Instructions to follow: Going through the material below, please gather all lines with the word "Total" in them.
□ □ □ □ □
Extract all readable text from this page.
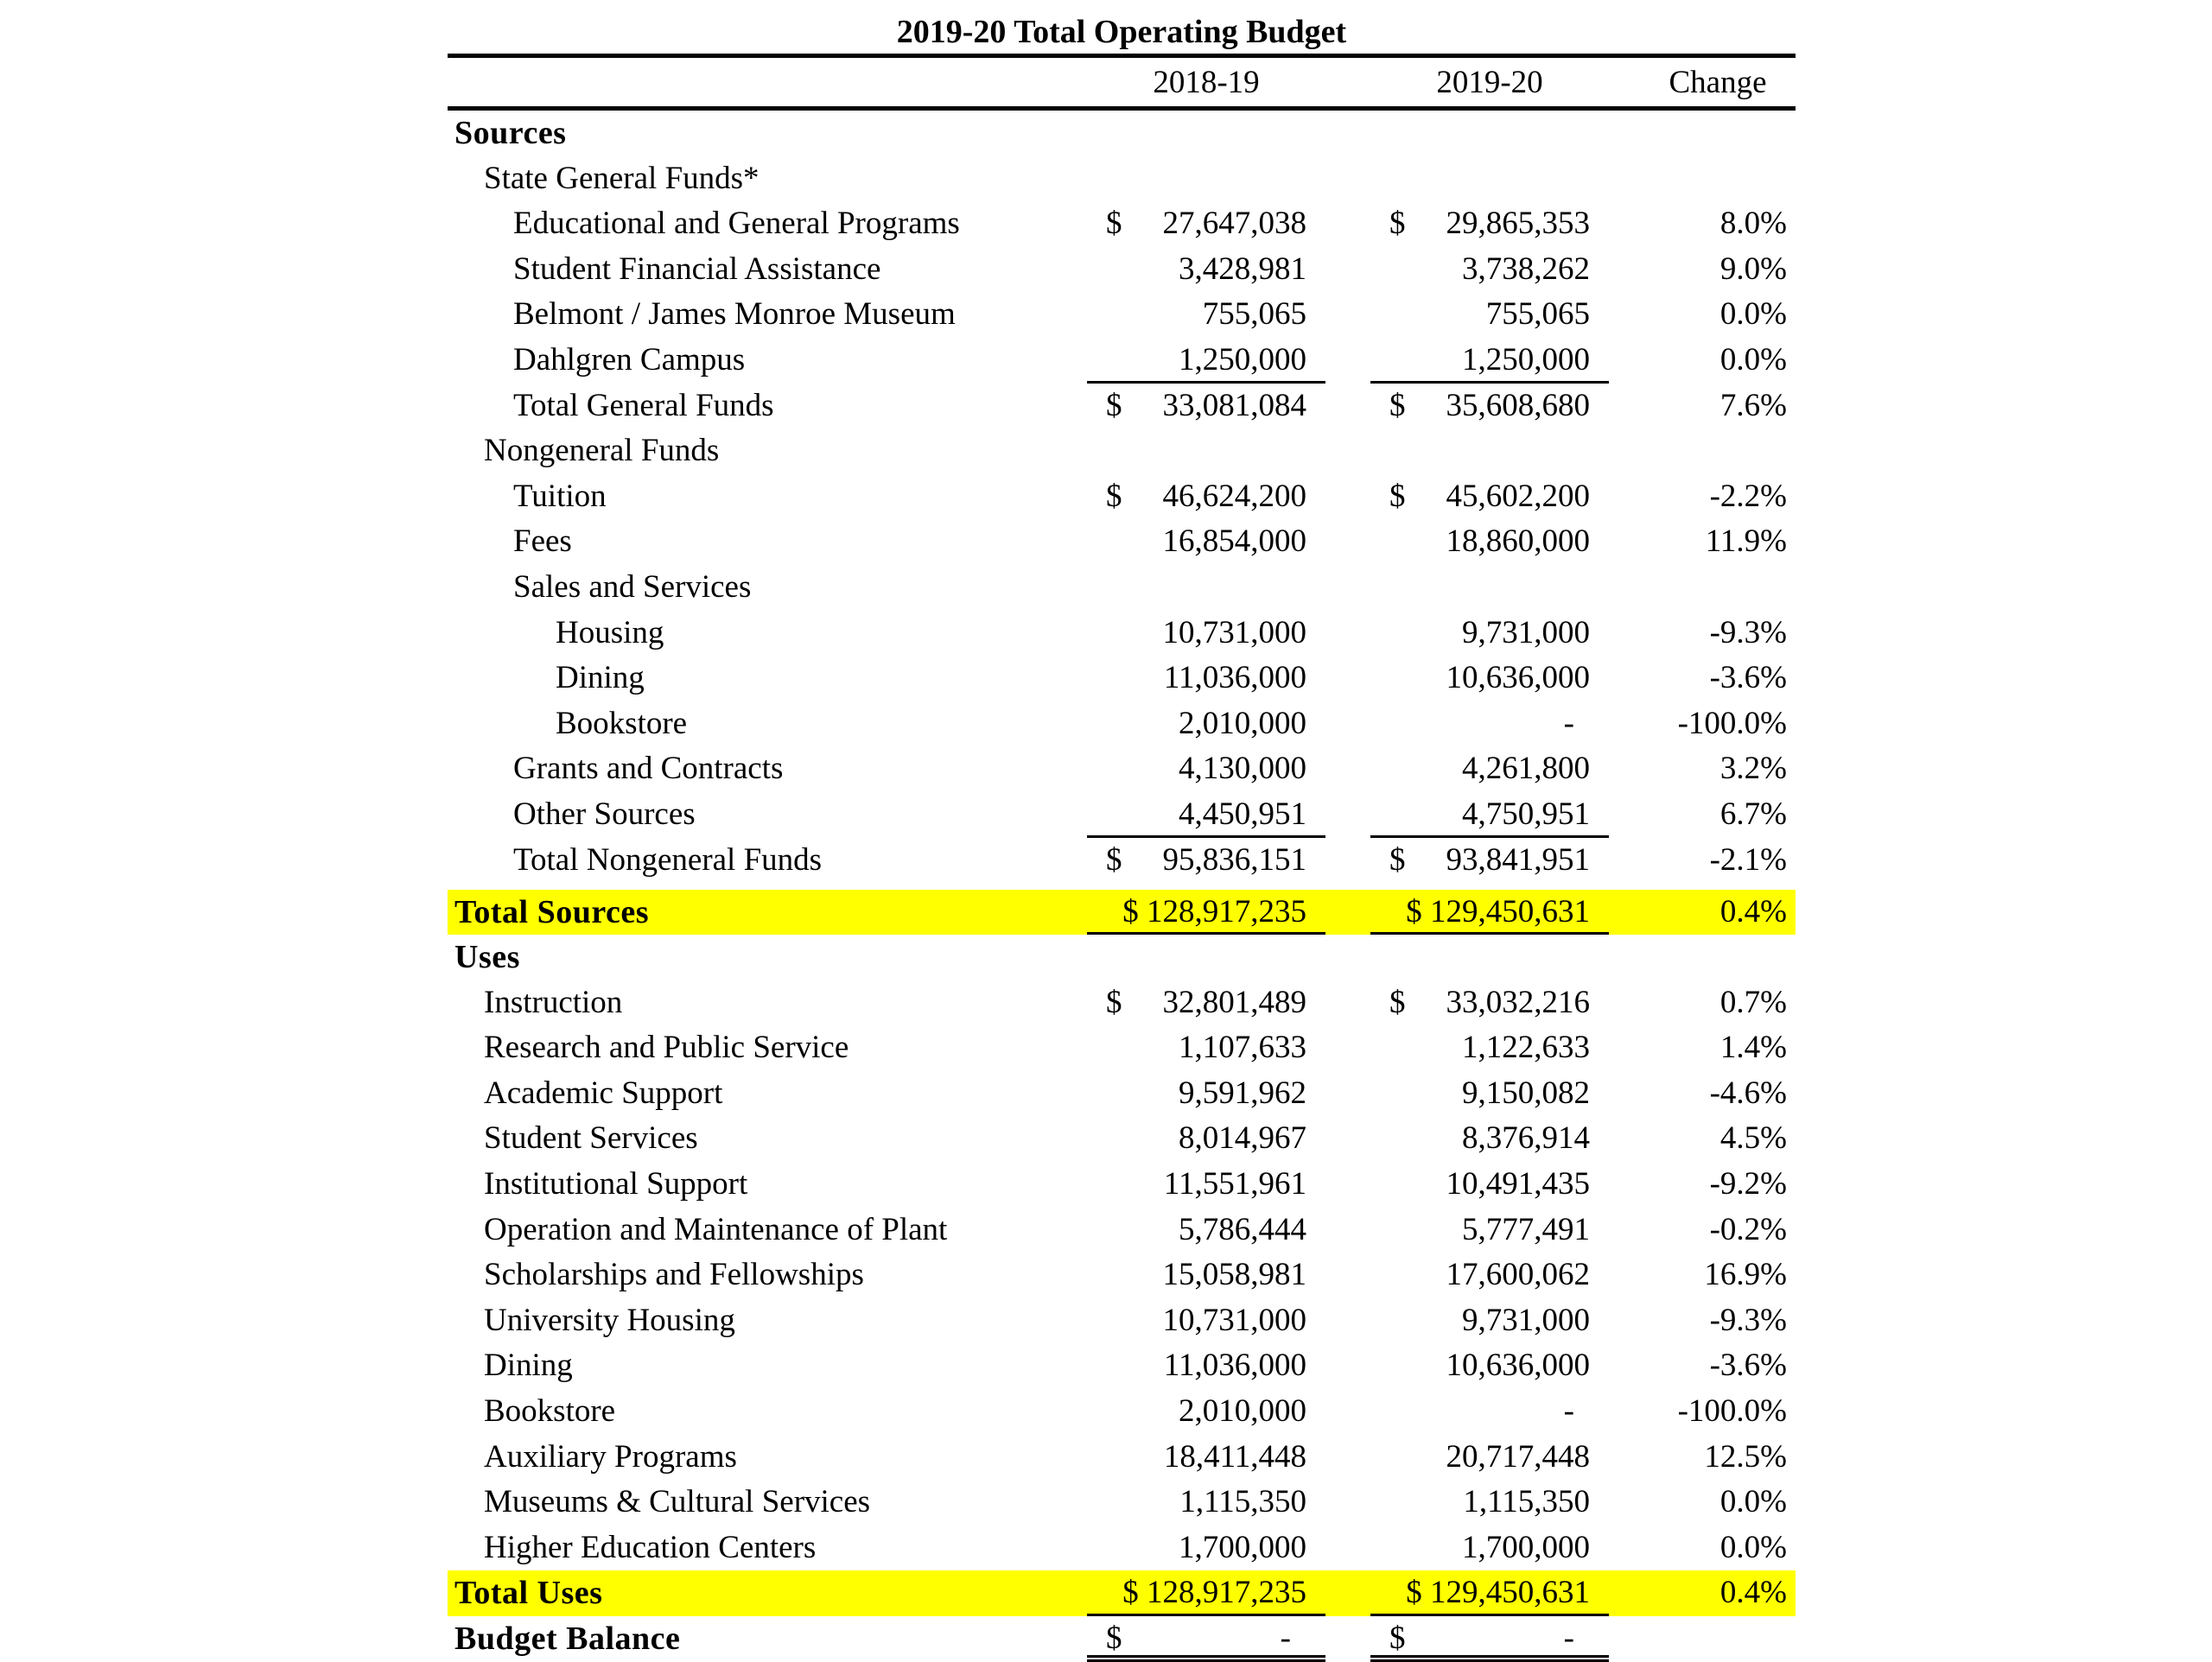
2019-20 Total Operating Budget
2018-19	2019-20	Change
Sources
State General Funds*
Educational and General Programs	$ 27,647,038	$ 29,865,353	8.0%
Student Financial Assistance	3,428,981	3,738,262	9.0%
Belmont / James Monroe Museum	755,065	755,065	0.0%
Dahlgren Campus	1,250,000	1,250,000	0.0%
Total General Funds	$ 33,081,084	$ 35,608,680	7.6%
Nongeneral Funds
Tuition	$ 46,624,200	$ 45,602,200	-2.2%
Fees	16,854,000	18,860,000	11.9%
Sales and Services
Housing	10,731,000	9,731,000	-9.3%
Dining	11,036,000	10,636,000	-3.6%
Bookstore	2,010,000	-	-100.0%
Grants and Contracts	4,130,000	4,261,800	3.2%
Other Sources	4,450,951	4,750,951	6.7%
Total Nongeneral Funds	$ 95,836,151	$ 93,841,951	-2.1%
Total Sources	$ 128,917,235	$ 129,450,631	0.4%
Uses
Instruction	$ 32,801,489	$ 33,032,216	0.7%
Research and Public Service	1,107,633	1,122,633	1.4%
Academic Support	9,591,962	9,150,082	-4.6%
Student Services	8,014,967	8,376,914	4.5%
Institutional Support	11,551,961	10,491,435	-9.2%
Operation and Maintenance of Plant	5,786,444	5,777,491	-0.2%
Scholarships and Fellowships	15,058,981	17,600,062	16.9%
University Housing	10,731,000	9,731,000	-9.3%
Dining	11,036,000	10,636,000	-3.6%
Bookstore	2,010,000	-	-100.0%
Auxiliary Programs	18,411,448	20,717,448	12.5%
Museums & Cultural Services	1,115,350	1,115,350	0.0%
Higher Education Centers	1,700,000	1,700,000	0.0%
Total Uses	$ 128,917,235	$ 129,450,631	0.4%
Budget Balance	$	-	$	-
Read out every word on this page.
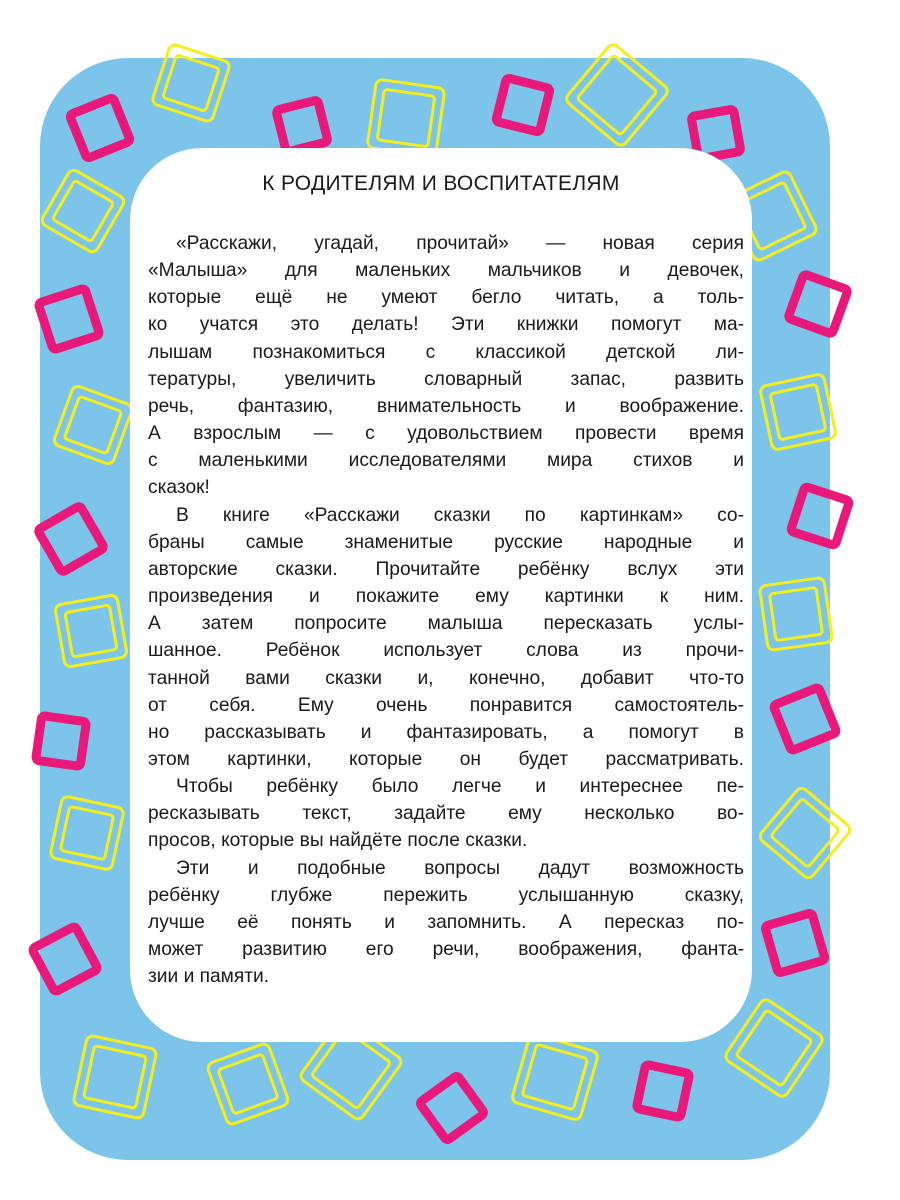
К РОДИТЕЛЯМ И ВОСПИТАТЕЛЯМ
«Расскажи, угадай, прочитай» — новая серия
«Малыша» для маленьких мальчиков и девочек,
которые ещё не умеют бегло читать, а толь-
ко учатся это делать! Эти книжки помогут ма-
лышам познакомиться с классикой детской ли-
тературы, увеличить словарный запас, развить
речь, фантазию, внимательность и воображение.
А взрослым — с удовольствием провести время
с маленькими исследователями мира стихов и
сказок!
В книге «Расскажи сказки по картинкам» со-
браны самые знаменитые русские народные и
авторские сказки. Прочитайте ребёнку вслух эти
произведения и покажите ему картинки к ним.
А затем попросите малыша пересказать услы-
шанное. Ребёнок использует слова из прочи-
танной вами сказки и, конечно, добавит что-то
от себя. Ему очень понравится самостоятель-
но рассказывать и фантазировать, а помогут в
этом картинки, которые он будет рассматривать.
Чтобы ребёнку было легче и интереснее пе-
ресказывать текст, задайте ему несколько во-
просов, которые вы найдёте после сказки.
Эти и подобные вопросы дадут возможность
ребёнку глубже пережить услышанную сказку,
лучше её понять и запомнить. А пересказ по-
может развитию его речи, воображения, фанта-
зии и памяти.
□ □ □ □ □
Output for this task:
2019-20 Total Operating Budget
Total General Funds	$ 33,081,084	$ 35,608,680	7.6%
Total Nongeneral Funds	$ 95,836,151	$ 93,841,951	-2.1%
Total Sources	$ 128,917,235	$ 129,450,631	0.4%
Total Uses	$ 128,917,235	$ 129,450,631	0.4%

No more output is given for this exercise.